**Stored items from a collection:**
════════════════

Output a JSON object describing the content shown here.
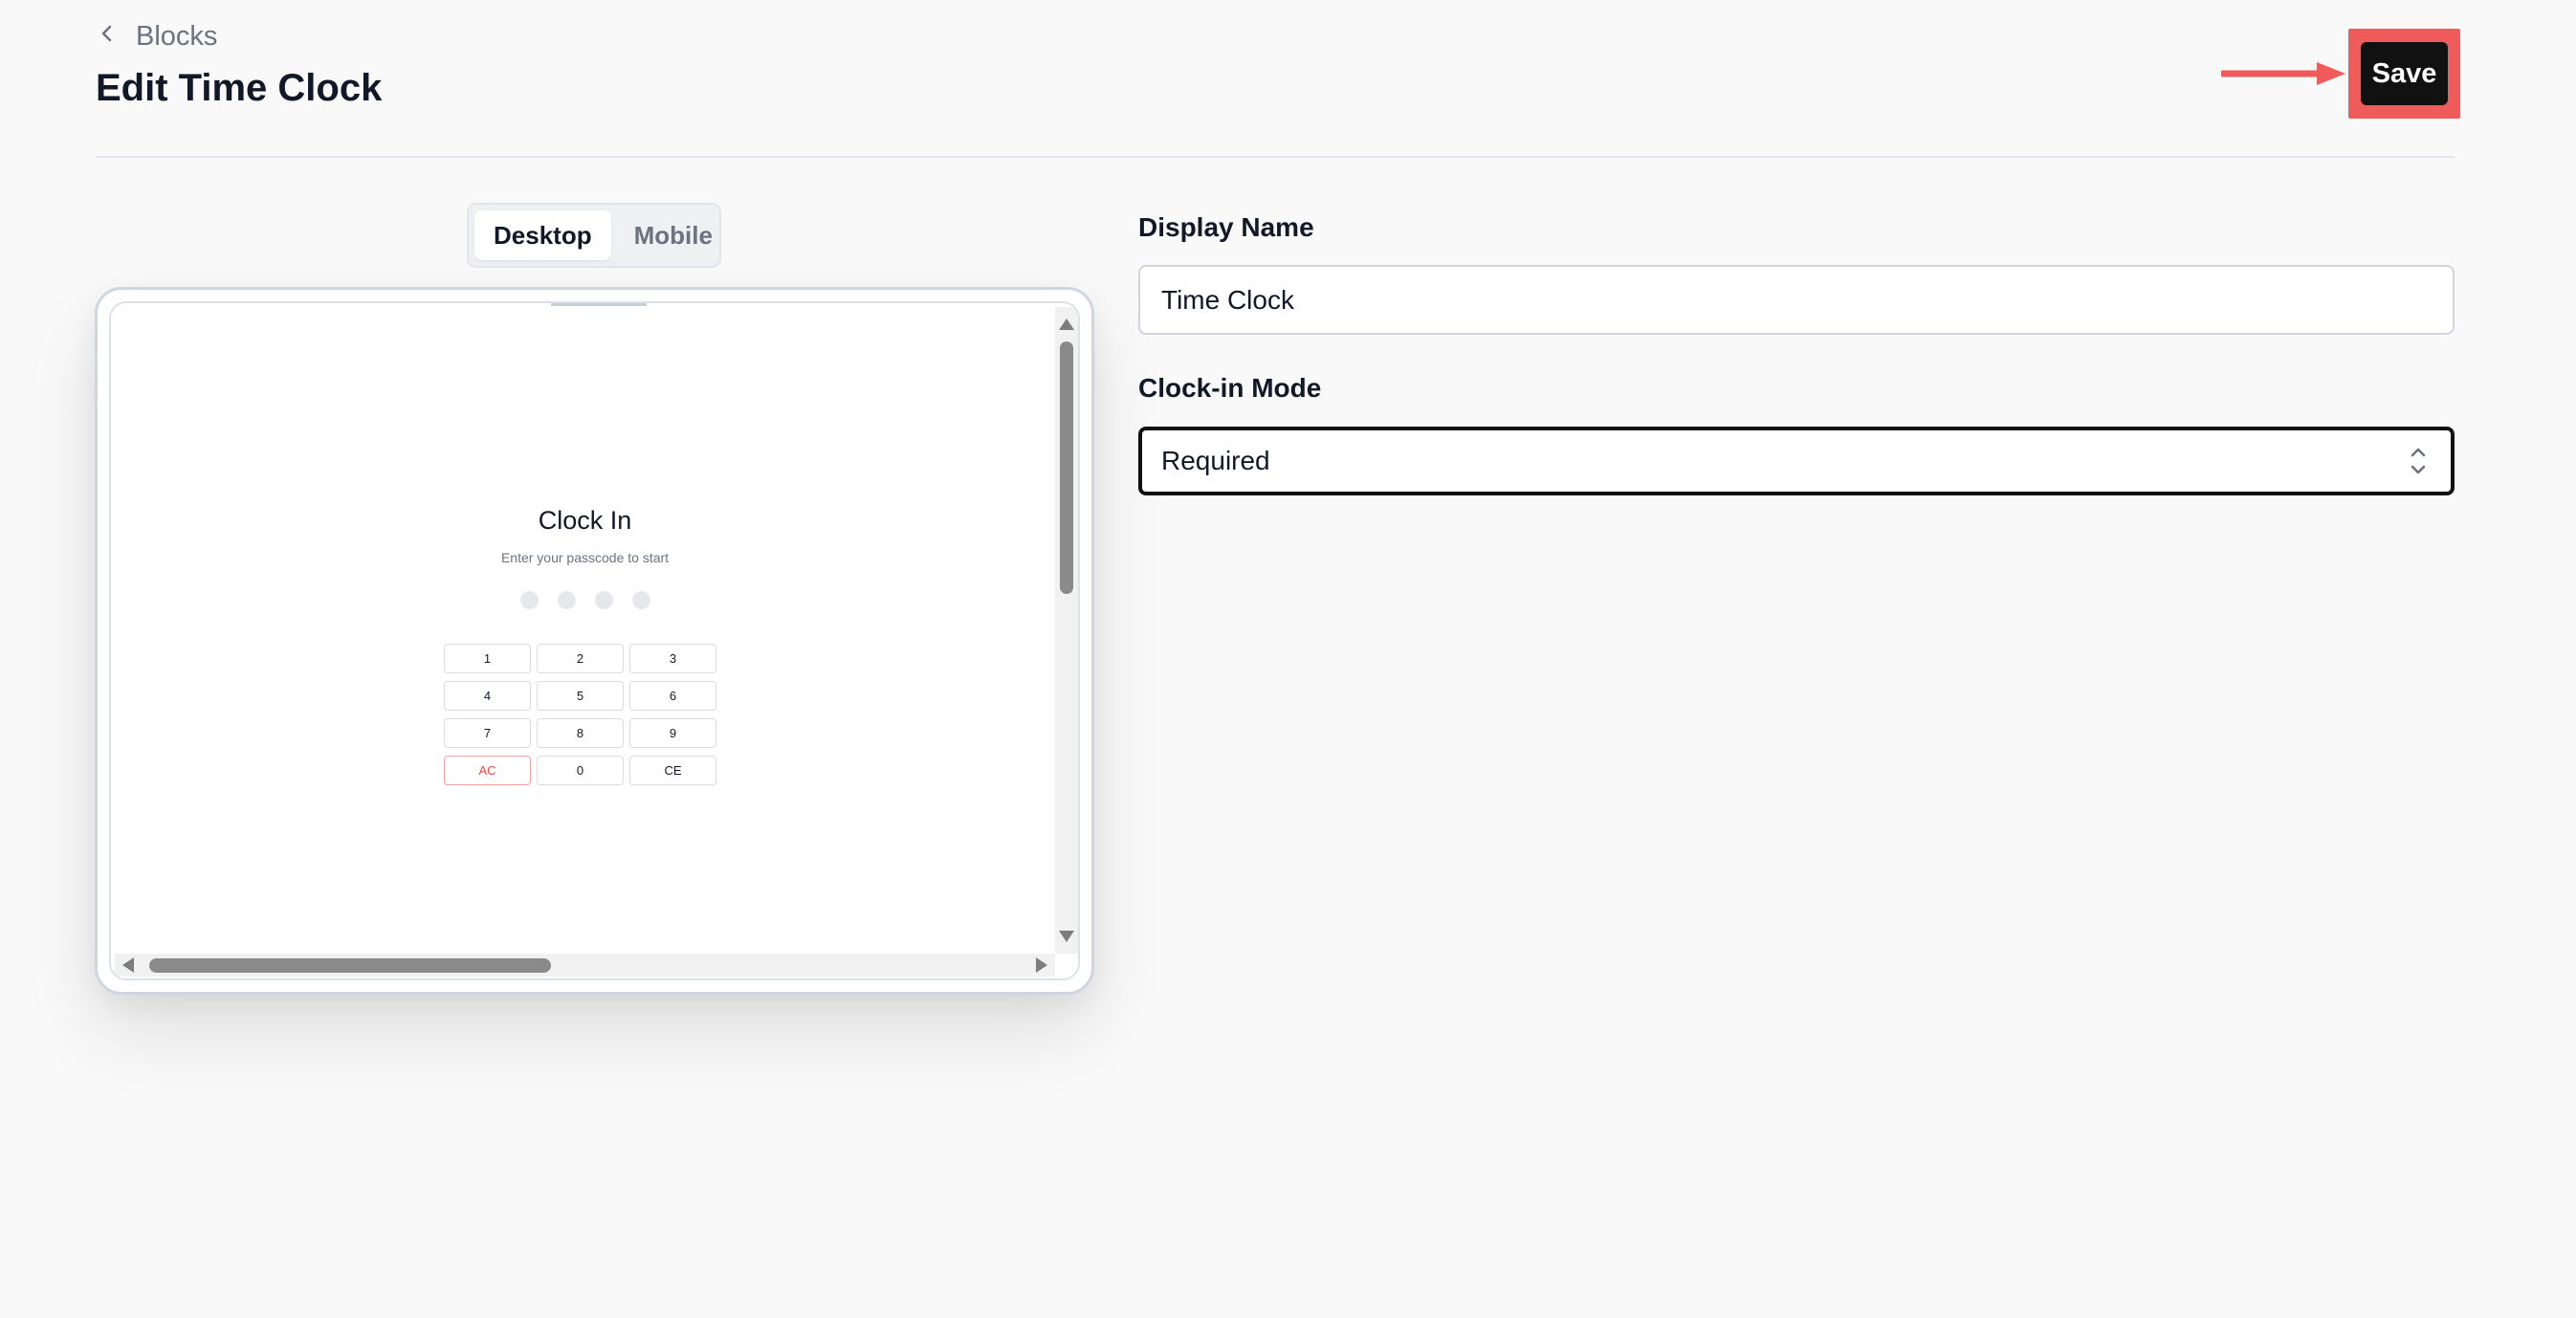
{
  "header": {
    "breadcrumb_label": "Blocks",
    "title": "Edit Time Clock",
    "save_label": "Save"
  },
  "annotation": {
    "highlight_color": "#ef5b5b"
  },
  "preview": {
    "view_options": [
      "Desktop",
      "Mobile"
    ],
    "selected_view": "Desktop",
    "screen": {
      "title": "Clock In",
      "subtitle": "Enter your passcode to start",
      "passcode_dot_count": 4,
      "keys": [
        "1",
        "2",
        "3",
        "4",
        "5",
        "6",
        "7",
        "8",
        "9",
        "AC",
        "0",
        "CE"
      ]
    }
  },
  "form": {
    "display_name_label": "Display Name",
    "display_name_value": "Time Clock",
    "clockin_mode_label": "Clock-in Mode",
    "clockin_mode_value": "Required"
  },
  "colors": {
    "save_button_bg": "#111111",
    "danger": "#ef4444",
    "accent": "#ef5b5b"
  }
}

════════════════

**Goal of the exercise:**
Reproduce the entries above word for word. Pictures stay out.

**Reply:**
Output a JSON object describing the content shown here.
{
  "header": {
    "breadcrumb_label": "Blocks",
    "title": "Edit Time Clock",
    "save_label": "Save"
  },
  "annotation": {
    "highlight_color": "#ef5b5b"
  },
  "preview": {
    "view_options": [
      "Desktop",
      "Mobile"
    ],
    "selected_view": "Desktop",
    "screen": {
      "title": "Clock In",
      "subtitle": "Enter your passcode to start",
      "passcode_dot_count": 4,
      "keys": [
        "1",
        "2",
        "3",
        "4",
        "5",
        "6",
        "7",
        "8",
        "9",
        "AC",
        "0",
        "CE"
      ]
    }
  },
  "form": {
    "display_name_label": "Display Name",
    "display_name_value": "Time Clock",
    "clockin_mode_label": "Clock-in Mode",
    "clockin_mode_value": "Required"
  },
  "colors": {
    "save_button_bg": "#111111",
    "danger": "#ef4444",
    "accent": "#ef5b5b"
  }
}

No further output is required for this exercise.